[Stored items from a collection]
* START *

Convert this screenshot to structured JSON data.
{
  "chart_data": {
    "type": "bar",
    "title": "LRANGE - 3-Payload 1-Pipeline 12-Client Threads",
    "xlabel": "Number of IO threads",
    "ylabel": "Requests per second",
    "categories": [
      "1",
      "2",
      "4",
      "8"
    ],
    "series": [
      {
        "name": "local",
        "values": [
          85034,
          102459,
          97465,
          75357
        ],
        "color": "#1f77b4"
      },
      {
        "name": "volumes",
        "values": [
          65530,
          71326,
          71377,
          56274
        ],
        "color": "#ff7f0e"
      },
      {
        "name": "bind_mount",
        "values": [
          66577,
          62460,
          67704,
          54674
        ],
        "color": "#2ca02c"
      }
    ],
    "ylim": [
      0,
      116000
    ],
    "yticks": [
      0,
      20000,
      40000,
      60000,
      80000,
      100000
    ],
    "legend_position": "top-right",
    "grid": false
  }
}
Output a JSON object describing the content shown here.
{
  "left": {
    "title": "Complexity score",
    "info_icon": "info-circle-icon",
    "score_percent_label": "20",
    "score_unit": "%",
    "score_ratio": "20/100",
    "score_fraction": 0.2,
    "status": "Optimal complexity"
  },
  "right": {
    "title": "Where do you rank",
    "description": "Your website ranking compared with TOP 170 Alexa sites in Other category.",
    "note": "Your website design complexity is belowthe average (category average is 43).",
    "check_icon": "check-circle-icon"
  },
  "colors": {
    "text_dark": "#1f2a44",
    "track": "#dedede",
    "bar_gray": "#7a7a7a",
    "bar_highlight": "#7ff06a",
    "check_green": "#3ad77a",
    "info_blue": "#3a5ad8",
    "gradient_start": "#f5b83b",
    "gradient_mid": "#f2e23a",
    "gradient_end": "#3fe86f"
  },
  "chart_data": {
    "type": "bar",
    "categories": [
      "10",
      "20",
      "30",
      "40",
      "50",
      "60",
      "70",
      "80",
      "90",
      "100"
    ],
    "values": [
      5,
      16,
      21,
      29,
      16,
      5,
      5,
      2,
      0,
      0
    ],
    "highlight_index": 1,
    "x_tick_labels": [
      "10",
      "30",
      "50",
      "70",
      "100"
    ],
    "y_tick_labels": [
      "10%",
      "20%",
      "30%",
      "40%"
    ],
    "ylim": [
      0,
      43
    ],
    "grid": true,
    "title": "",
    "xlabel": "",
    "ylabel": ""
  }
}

* END *

Prompt » Nothing in the data may differ; print all of it exactly as written.

Response to the task »
Convert this screenshot to structured JSON data.
{
  "chart_data": {
    "type": "bar",
    "title": "LRANGE - 3-Payload 1-Pipeline 12-Client Threads",
    "xlabel": "Number of IO threads",
    "ylabel": "Requests per second",
    "categories": [
      "1",
      "2",
      "4",
      "8"
    ],
    "series": [
      {
        "name": "local",
        "values": [
          85034,
          102459,
          97465,
          75357
        ],
        "color": "#1f77b4"
      },
      {
        "name": "volumes",
        "values": [
          65530,
          71326,
          71377,
          56274
        ],
        "color": "#ff7f0e"
      },
      {
        "name": "bind_mount",
        "values": [
          66577,
          62460,
          67704,
          54674
        ],
        "color": "#2ca02c"
      }
    ],
    "ylim": [
      0,
      116000
    ],
    "yticks": [
      0,
      20000,
      40000,
      60000,
      80000,
      100000
    ],
    "legend_position": "top-right",
    "grid": false
  }
}
Output a JSON object describing the content shown here.
{
  "left": {
    "title": "Complexity score",
    "info_icon": "info-circle-icon",
    "score_percent_label": "20",
    "score_unit": "%",
    "score_ratio": "20/100",
    "score_fraction": 0.2,
    "status": "Optimal complexity"
  },
  "right": {
    "title": "Where do you rank",
    "description": "Your website ranking compared with TOP 170 Alexa sites in Other category.",
    "note": "Your website design complexity is belowthe average (category average is 43).",
    "check_icon": "check-circle-icon"
  },
  "colors": {
    "text_dark": "#1f2a44",
    "track": "#dedede",
    "bar_gray": "#7a7a7a",
    "bar_highlight": "#7ff06a",
    "check_green": "#3ad77a",
    "info_blue": "#3a5ad8",
    "gradient_start": "#f5b83b",
    "gradient_mid": "#f2e23a",
    "gradient_end": "#3fe86f"
  },
  "chart_data": {
    "type": "bar",
    "categories": [
      "10",
      "20",
      "30",
      "40",
      "50",
      "60",
      "70",
      "80",
      "90",
      "100"
    ],
    "values": [
      5,
      16,
      21,
      29,
      16,
      5,
      5,
      2,
      0,
      0
    ],
    "highlight_index": 1,
    "x_tick_labels": [
      "10",
      "30",
      "50",
      "70",
      "100"
    ],
    "y_tick_labels": [
      "10%",
      "20%",
      "30%",
      "40%"
    ],
    "ylim": [
      0,
      43
    ],
    "grid": true,
    "title": "",
    "xlabel": "",
    "ylabel": ""
  }
}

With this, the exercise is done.